» **Problem to solve**
Identify every line in the records below that contains the word "content", and reproduce each one.

____ Input records

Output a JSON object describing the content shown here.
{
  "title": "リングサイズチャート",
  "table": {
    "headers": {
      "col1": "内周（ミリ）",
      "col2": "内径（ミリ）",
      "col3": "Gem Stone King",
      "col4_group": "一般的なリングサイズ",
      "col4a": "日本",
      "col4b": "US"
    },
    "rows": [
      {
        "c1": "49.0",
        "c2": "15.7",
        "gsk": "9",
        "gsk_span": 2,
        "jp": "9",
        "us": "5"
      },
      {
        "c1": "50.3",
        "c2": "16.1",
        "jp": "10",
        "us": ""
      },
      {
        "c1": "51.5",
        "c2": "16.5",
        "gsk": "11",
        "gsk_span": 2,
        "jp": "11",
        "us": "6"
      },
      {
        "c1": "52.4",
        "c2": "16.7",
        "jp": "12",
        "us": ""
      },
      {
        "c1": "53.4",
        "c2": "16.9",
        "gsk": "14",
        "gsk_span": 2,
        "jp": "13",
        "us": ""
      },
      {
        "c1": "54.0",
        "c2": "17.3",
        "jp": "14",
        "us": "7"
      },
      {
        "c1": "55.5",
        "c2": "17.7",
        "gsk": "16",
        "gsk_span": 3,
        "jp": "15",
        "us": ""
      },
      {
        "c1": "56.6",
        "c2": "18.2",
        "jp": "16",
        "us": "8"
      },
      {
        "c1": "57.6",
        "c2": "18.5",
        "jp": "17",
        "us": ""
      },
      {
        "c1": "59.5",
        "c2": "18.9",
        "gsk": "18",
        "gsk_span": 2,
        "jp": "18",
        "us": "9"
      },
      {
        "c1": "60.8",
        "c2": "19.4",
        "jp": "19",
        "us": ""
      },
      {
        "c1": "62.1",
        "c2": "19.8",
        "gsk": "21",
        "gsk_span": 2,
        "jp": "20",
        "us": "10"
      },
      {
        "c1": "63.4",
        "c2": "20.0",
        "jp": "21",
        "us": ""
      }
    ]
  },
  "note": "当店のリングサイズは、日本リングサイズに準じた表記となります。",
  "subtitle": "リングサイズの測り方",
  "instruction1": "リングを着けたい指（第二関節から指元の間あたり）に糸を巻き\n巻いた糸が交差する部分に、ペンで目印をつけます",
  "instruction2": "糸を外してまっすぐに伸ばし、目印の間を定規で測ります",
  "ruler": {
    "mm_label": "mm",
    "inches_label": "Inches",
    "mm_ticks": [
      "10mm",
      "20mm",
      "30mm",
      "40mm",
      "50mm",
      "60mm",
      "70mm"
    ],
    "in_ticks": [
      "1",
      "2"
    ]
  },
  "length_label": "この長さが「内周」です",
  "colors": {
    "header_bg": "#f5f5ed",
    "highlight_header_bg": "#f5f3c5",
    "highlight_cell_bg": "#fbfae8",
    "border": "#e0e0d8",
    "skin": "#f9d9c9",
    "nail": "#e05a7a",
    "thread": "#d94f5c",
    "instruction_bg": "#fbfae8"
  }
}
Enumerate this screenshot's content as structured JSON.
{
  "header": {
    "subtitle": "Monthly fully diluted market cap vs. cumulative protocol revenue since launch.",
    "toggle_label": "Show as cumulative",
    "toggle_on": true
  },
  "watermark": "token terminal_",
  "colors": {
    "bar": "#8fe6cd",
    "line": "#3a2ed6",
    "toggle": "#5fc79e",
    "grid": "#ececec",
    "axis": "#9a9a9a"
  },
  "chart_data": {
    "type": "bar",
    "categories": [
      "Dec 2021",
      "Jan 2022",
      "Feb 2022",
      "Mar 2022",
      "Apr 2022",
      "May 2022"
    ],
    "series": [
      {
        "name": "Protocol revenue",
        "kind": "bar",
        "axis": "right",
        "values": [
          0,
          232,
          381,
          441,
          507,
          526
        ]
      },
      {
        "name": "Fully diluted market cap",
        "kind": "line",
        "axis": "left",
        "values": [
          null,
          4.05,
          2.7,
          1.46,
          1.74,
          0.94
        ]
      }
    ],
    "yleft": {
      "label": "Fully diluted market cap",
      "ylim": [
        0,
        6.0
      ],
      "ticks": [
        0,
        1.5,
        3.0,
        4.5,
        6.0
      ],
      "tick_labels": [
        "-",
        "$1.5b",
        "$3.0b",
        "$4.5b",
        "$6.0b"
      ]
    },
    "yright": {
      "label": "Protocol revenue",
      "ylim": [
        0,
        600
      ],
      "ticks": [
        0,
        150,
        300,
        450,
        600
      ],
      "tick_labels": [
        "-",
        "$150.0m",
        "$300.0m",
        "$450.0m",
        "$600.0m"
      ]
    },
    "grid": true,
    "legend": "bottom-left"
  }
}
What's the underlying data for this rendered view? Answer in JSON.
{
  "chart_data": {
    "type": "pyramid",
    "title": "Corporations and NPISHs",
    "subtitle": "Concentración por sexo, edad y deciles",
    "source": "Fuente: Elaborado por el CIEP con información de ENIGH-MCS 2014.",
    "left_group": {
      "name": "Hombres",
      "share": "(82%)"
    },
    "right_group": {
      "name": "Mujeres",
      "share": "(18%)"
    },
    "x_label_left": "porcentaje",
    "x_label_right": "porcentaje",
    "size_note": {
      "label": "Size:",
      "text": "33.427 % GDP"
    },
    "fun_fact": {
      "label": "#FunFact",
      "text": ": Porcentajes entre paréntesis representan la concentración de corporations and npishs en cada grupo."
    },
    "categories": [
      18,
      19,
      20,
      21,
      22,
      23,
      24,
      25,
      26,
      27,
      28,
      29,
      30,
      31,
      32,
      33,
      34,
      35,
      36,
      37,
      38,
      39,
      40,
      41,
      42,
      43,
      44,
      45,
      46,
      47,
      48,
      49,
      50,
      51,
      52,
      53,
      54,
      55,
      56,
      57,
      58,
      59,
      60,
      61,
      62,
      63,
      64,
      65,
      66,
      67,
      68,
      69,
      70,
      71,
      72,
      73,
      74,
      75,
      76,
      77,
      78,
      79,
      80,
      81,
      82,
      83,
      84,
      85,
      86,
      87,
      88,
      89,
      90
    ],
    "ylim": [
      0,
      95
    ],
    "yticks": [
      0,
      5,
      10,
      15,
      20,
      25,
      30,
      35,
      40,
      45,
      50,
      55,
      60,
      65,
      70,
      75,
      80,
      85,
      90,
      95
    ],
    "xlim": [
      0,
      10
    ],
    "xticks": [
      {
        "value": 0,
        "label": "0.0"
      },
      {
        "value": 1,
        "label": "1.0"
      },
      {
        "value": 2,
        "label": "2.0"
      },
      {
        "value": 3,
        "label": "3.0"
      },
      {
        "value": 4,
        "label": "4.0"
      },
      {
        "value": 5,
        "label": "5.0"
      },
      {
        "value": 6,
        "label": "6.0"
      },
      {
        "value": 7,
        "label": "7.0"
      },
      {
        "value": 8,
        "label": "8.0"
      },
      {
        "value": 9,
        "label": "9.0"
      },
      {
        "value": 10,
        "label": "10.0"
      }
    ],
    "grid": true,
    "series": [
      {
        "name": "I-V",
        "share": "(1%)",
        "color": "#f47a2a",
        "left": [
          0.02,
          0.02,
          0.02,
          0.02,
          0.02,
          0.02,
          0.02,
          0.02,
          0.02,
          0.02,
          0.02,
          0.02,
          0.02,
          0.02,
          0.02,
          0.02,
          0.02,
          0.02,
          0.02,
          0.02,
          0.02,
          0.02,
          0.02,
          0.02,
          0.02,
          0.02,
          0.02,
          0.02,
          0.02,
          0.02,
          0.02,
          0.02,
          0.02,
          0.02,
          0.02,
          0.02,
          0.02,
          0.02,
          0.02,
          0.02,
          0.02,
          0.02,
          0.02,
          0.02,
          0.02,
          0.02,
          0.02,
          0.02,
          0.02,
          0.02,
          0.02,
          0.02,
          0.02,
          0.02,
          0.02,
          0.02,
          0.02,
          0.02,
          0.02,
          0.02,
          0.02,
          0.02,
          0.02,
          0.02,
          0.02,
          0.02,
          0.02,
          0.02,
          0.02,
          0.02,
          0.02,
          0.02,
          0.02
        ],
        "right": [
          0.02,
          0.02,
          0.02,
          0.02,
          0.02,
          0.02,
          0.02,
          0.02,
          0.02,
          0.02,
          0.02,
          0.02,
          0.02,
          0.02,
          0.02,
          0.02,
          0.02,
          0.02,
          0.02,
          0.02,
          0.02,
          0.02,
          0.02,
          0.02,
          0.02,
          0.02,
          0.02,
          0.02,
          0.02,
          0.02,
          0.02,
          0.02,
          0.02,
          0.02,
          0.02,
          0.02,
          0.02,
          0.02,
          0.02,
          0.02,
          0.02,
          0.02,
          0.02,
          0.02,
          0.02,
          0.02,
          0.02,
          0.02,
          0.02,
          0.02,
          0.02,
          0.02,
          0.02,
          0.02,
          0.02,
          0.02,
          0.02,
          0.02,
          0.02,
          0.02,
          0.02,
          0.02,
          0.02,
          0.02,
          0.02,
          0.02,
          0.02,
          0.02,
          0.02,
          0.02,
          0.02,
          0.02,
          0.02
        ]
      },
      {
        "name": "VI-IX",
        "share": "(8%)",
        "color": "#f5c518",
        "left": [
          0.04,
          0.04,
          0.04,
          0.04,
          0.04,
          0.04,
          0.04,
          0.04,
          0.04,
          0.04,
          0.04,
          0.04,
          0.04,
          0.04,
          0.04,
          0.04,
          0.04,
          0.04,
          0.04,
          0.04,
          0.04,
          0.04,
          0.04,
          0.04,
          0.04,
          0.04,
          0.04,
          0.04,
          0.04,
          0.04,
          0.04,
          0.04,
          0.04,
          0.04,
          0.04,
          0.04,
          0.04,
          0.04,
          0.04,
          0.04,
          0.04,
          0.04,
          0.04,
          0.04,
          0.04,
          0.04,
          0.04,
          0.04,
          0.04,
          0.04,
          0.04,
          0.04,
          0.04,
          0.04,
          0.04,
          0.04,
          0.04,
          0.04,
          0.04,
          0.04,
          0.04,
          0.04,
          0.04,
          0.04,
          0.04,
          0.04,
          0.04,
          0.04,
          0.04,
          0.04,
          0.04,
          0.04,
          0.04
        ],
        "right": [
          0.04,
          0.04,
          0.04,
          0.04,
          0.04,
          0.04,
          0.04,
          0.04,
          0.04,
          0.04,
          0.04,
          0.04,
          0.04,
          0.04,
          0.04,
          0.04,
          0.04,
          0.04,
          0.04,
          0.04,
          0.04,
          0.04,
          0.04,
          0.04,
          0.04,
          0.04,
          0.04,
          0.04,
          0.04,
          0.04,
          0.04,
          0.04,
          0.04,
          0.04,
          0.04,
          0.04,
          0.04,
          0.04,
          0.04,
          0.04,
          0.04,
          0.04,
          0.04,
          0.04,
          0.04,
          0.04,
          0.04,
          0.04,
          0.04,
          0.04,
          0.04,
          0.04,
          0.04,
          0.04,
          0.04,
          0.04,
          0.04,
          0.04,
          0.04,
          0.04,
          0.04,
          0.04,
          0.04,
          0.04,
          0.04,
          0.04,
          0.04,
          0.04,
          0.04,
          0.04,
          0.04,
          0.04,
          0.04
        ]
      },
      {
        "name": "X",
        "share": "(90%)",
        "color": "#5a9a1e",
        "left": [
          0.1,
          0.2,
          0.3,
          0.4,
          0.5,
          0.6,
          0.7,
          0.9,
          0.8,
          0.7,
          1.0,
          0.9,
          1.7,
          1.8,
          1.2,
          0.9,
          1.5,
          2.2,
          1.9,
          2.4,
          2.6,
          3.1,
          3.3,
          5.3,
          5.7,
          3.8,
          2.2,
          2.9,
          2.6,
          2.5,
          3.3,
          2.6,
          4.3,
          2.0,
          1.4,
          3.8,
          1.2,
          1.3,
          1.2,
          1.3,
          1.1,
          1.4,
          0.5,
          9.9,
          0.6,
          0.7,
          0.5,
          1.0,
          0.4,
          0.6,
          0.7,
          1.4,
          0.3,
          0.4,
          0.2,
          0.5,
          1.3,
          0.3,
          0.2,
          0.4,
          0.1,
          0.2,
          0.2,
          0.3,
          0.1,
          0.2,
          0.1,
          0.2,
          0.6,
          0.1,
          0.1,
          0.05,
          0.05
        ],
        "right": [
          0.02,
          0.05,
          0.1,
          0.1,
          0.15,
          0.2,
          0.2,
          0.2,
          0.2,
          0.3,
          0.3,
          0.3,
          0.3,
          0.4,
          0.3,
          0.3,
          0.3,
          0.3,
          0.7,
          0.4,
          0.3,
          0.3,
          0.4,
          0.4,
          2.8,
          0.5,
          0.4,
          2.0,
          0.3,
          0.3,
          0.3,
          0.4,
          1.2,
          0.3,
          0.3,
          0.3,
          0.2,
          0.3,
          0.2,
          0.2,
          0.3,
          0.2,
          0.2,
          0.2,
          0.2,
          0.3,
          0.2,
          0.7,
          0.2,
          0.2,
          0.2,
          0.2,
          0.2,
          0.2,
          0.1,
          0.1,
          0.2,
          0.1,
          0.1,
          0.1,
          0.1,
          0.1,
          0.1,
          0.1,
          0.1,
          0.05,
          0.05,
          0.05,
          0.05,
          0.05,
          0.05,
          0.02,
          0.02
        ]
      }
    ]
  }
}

________

» **Exercise answer**
Output a JSON object describing the content shown here.
Enumerate this screenshot's content as structured JSON.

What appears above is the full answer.